[Data records]
● ● ●

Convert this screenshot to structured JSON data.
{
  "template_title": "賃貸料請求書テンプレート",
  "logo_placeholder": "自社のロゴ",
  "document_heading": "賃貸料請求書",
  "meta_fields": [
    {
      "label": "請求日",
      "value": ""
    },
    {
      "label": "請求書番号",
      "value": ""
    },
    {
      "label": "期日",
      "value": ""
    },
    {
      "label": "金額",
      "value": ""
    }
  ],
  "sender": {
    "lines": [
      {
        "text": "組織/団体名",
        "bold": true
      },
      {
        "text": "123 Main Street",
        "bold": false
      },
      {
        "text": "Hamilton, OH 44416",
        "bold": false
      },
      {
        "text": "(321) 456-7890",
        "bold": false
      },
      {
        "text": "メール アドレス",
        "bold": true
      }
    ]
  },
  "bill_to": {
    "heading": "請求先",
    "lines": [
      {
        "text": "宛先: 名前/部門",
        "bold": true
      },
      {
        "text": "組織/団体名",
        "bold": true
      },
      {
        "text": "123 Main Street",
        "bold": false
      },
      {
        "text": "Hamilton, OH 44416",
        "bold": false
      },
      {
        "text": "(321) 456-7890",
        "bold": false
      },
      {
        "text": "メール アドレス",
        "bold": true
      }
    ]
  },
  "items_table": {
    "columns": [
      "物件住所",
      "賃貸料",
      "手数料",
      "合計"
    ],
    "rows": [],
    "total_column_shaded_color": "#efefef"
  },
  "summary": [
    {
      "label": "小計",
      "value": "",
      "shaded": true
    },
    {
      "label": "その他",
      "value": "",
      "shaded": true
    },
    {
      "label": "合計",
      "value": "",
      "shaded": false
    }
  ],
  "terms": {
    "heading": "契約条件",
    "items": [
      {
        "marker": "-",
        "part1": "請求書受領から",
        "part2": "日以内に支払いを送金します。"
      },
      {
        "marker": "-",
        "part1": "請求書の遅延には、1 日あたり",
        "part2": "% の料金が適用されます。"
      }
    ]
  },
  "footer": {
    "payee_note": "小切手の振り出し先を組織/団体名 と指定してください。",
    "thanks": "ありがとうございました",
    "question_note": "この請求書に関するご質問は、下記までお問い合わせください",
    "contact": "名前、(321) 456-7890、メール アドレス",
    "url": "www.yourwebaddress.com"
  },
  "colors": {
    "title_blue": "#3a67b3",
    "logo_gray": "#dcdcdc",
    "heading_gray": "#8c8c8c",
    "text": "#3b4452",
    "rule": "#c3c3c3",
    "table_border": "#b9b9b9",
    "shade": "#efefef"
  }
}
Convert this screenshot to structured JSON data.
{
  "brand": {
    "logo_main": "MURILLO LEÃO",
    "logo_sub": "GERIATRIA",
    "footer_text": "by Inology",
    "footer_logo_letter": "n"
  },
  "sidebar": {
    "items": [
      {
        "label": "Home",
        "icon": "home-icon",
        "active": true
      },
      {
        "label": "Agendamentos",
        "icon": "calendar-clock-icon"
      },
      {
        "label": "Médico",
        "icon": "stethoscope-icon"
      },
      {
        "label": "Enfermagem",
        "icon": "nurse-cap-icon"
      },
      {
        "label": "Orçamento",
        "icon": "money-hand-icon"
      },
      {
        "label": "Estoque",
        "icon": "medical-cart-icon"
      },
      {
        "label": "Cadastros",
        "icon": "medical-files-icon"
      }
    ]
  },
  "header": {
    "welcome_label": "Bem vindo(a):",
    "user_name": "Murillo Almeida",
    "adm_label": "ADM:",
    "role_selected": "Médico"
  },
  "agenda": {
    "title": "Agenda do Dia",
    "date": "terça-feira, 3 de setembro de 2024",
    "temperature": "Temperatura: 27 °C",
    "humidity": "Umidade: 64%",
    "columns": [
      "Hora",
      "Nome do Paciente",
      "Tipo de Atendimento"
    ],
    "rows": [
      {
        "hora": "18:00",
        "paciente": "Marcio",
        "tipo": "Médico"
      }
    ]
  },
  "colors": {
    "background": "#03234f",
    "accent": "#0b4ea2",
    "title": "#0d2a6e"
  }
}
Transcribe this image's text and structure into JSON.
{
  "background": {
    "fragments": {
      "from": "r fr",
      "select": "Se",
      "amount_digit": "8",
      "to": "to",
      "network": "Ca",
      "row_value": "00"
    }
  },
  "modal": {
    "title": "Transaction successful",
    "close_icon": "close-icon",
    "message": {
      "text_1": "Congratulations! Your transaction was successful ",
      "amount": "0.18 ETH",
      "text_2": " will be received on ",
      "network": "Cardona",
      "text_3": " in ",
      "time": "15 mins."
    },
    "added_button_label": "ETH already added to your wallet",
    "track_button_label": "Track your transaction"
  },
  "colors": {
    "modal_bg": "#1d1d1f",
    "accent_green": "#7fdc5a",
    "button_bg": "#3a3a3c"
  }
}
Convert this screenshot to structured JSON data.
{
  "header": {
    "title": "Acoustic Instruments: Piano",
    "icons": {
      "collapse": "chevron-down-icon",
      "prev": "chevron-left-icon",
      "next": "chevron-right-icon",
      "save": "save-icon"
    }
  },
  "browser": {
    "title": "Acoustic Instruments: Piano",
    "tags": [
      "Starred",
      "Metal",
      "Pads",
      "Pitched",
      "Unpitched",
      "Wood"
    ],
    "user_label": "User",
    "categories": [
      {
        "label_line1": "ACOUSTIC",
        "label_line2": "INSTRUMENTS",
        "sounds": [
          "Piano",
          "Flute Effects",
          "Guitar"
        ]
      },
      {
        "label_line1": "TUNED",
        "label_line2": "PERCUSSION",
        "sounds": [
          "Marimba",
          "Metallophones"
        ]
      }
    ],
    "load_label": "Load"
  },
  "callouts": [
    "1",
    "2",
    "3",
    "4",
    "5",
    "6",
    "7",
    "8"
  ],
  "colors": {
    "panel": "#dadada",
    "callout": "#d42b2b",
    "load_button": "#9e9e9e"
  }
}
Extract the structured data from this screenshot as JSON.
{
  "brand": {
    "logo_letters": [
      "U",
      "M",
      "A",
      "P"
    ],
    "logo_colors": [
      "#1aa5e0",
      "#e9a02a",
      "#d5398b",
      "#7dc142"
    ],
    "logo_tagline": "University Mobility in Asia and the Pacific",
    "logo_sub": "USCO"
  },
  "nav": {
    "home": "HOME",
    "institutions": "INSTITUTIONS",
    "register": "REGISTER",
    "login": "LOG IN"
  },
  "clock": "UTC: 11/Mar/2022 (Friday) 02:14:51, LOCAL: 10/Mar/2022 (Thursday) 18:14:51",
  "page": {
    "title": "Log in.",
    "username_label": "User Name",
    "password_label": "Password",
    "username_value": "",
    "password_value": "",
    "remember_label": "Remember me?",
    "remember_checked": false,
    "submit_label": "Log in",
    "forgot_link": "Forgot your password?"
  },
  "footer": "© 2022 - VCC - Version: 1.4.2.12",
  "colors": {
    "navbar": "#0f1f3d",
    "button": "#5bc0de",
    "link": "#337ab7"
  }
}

● ● ●

### Prompt:
Count how many lines above contain the word "medical". Reply with the number alone.

### Answer to this task:
2